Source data
==================================================

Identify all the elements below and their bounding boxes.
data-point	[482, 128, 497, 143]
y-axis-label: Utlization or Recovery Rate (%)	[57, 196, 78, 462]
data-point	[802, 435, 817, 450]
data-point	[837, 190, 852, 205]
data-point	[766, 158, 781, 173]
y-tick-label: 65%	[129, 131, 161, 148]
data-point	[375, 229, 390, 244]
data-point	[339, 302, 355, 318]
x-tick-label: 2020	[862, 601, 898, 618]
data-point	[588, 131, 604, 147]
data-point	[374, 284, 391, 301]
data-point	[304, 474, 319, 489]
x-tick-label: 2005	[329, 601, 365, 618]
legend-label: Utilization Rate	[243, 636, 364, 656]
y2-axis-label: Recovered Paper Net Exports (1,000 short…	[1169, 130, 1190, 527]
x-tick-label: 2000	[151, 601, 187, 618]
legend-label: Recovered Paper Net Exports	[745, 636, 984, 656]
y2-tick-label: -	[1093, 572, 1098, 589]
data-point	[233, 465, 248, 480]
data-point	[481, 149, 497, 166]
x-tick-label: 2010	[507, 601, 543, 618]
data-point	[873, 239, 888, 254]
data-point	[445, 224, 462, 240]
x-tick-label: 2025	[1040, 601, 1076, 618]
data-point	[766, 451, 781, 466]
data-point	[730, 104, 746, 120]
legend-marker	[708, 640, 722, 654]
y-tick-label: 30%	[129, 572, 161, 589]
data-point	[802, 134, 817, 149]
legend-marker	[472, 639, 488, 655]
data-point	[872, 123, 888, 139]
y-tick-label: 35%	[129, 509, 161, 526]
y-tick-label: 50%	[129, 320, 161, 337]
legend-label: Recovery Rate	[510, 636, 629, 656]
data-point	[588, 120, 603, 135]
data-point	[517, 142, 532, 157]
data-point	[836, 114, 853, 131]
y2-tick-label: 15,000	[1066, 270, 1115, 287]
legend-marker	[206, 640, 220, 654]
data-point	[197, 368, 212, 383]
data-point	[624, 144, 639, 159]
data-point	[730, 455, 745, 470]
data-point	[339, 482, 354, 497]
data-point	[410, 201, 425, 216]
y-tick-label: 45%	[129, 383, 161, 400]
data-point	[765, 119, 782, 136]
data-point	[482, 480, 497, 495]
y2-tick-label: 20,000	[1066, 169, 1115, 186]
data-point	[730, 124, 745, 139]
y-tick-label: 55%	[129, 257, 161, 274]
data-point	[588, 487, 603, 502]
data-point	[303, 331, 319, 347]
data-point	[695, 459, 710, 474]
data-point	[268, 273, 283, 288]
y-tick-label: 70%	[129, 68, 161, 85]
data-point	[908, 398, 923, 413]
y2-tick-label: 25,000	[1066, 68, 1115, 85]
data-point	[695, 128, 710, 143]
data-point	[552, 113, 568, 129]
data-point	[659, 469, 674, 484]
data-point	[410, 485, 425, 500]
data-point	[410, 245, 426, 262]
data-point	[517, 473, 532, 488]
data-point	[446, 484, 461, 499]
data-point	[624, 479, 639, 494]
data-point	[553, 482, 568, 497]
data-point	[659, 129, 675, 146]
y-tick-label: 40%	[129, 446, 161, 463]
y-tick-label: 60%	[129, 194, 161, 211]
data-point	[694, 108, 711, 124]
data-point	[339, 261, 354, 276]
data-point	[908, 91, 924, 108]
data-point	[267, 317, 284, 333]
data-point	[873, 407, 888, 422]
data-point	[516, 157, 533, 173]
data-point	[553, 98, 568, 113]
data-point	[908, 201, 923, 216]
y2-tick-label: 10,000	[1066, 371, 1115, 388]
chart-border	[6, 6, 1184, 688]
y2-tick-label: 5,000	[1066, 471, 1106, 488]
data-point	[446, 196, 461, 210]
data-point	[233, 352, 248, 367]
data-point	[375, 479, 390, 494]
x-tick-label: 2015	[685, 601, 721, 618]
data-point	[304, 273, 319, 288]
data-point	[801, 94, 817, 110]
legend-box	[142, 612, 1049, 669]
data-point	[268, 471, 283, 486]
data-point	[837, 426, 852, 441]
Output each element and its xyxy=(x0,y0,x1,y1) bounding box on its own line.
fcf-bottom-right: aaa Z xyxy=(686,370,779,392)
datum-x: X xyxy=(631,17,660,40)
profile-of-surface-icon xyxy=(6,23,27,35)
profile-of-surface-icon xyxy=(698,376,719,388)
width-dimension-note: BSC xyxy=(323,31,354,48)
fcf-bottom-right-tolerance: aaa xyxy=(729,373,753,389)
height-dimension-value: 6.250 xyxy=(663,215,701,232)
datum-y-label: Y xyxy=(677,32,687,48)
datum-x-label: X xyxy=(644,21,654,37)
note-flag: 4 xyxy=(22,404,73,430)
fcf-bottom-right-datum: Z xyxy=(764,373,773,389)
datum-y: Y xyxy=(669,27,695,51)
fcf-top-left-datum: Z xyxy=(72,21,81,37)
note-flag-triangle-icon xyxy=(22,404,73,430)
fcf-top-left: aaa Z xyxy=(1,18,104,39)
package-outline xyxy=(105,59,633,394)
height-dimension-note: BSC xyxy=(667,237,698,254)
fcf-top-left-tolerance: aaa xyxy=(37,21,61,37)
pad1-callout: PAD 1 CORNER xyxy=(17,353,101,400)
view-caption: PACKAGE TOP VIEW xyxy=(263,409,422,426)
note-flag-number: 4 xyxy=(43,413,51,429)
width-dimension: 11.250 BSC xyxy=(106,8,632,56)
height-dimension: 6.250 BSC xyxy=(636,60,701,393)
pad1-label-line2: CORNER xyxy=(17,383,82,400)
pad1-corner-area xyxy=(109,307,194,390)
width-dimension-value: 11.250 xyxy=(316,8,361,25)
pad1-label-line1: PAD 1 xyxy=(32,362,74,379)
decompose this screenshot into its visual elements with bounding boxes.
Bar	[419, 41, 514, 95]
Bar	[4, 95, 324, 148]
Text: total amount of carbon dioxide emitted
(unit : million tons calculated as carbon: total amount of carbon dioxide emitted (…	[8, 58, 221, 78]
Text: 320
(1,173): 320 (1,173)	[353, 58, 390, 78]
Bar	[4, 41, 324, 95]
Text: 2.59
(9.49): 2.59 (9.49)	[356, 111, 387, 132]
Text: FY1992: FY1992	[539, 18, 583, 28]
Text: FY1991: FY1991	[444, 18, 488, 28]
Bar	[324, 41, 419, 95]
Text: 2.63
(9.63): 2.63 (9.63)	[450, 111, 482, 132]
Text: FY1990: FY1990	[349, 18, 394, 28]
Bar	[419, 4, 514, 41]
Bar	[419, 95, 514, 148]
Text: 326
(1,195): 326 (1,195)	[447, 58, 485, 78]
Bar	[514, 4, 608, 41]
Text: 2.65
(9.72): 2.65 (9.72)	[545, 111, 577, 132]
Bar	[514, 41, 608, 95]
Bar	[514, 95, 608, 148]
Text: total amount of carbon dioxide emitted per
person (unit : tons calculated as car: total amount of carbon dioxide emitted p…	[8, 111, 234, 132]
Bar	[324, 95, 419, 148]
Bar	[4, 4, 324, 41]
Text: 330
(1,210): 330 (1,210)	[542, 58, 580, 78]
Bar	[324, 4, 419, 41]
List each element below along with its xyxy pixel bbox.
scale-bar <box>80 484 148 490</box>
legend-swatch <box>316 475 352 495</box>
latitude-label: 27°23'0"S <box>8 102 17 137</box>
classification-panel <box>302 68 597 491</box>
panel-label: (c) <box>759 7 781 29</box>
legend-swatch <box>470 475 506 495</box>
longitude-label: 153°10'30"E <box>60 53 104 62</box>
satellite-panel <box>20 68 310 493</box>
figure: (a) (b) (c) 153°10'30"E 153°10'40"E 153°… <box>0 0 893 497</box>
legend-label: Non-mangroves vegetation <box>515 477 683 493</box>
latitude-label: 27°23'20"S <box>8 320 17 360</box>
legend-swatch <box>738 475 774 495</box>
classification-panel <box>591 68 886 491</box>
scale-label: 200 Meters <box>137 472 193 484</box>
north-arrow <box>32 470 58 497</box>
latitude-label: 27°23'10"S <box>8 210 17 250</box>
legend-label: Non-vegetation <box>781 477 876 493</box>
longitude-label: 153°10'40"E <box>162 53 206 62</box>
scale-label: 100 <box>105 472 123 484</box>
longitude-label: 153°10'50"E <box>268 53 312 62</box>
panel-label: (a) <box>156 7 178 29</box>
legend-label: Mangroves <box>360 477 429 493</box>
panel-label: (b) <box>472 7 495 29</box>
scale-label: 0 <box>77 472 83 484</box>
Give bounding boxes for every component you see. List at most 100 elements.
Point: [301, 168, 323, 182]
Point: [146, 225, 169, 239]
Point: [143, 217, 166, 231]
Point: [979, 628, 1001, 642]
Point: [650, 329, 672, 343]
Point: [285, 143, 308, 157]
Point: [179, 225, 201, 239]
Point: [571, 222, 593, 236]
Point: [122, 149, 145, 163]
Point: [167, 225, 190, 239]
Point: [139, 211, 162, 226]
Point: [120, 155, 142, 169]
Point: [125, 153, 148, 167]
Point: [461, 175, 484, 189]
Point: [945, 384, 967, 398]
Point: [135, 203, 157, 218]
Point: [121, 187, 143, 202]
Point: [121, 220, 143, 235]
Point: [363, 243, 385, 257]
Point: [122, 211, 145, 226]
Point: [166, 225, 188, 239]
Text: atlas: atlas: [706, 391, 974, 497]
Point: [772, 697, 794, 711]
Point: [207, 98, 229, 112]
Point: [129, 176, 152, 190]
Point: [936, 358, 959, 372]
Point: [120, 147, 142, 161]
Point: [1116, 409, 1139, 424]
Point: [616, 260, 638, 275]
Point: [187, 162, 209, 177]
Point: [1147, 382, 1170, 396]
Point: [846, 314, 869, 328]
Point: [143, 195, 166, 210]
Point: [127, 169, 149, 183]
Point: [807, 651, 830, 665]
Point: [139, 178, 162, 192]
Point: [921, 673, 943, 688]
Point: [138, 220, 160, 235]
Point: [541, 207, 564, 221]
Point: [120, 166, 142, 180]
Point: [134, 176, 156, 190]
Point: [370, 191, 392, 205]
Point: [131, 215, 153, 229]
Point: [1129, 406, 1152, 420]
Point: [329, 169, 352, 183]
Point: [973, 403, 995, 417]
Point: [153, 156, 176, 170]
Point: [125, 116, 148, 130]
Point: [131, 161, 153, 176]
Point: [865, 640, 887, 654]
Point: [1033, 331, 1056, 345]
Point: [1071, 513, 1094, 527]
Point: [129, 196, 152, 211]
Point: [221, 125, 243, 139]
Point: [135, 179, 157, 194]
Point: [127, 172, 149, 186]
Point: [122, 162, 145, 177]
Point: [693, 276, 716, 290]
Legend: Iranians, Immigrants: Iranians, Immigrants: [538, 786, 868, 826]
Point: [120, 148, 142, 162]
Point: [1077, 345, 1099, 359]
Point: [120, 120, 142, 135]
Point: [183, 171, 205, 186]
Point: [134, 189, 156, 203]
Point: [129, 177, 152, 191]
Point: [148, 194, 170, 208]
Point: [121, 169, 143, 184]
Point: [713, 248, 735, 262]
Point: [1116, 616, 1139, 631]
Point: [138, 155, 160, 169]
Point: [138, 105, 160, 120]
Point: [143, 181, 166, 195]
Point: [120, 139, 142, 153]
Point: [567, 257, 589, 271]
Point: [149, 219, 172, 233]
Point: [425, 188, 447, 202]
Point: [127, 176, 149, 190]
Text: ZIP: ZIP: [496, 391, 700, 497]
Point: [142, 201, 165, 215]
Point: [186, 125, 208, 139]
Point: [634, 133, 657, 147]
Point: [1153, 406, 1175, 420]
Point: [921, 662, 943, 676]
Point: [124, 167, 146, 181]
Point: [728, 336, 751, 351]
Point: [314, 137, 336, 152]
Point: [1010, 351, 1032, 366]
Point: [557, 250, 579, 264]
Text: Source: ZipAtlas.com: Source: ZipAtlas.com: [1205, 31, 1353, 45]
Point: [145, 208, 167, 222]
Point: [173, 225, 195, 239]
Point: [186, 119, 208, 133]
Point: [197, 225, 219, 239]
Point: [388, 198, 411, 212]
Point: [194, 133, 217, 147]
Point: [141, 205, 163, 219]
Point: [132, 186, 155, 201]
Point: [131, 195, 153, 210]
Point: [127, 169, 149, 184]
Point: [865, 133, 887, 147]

==================================================

* _Set exercise_: Write out again, word for word, everything from the start of the rows down through the row that contains "120, 603, 135]".

* _Exercise solution_:
Identify all the elements below and their bounding boxes.
data-point	[482, 128, 497, 143]
y-axis-label: Utlization or Recovery Rate (%)	[57, 196, 78, 462]
data-point	[802, 435, 817, 450]
data-point	[837, 190, 852, 205]
data-point	[766, 158, 781, 173]
y-tick-label: 65%	[129, 131, 161, 148]
data-point	[375, 229, 390, 244]
data-point	[339, 302, 355, 318]
x-tick-label: 2020	[862, 601, 898, 618]
data-point	[588, 131, 604, 147]
data-point	[374, 284, 391, 301]
data-point	[304, 474, 319, 489]
x-tick-label: 2005	[329, 601, 365, 618]
legend-label: Utilization Rate	[243, 636, 364, 656]
y2-axis-label: Recovered Paper Net Exports (1,000 short…	[1169, 130, 1190, 527]
x-tick-label: 2000	[151, 601, 187, 618]
legend-label: Recovered Paper Net Exports	[745, 636, 984, 656]
y2-tick-label: -	[1093, 572, 1098, 589]
data-point	[233, 465, 248, 480]
data-point	[481, 149, 497, 166]
x-tick-label: 2010	[507, 601, 543, 618]
data-point	[873, 239, 888, 254]
data-point	[445, 224, 462, 240]
x-tick-label: 2025	[1040, 601, 1076, 618]
data-point	[766, 451, 781, 466]
data-point	[730, 104, 746, 120]
legend-marker	[708, 640, 722, 654]
y-tick-label: 30%	[129, 572, 161, 589]
data-point	[802, 134, 817, 149]
legend-marker	[472, 639, 488, 655]
data-point	[872, 123, 888, 139]
y-tick-label: 35%	[129, 509, 161, 526]
y-tick-label: 50%	[129, 320, 161, 337]
legend-label: Recovery Rate	[510, 636, 629, 656]
data-point	[588, 120, 603, 135]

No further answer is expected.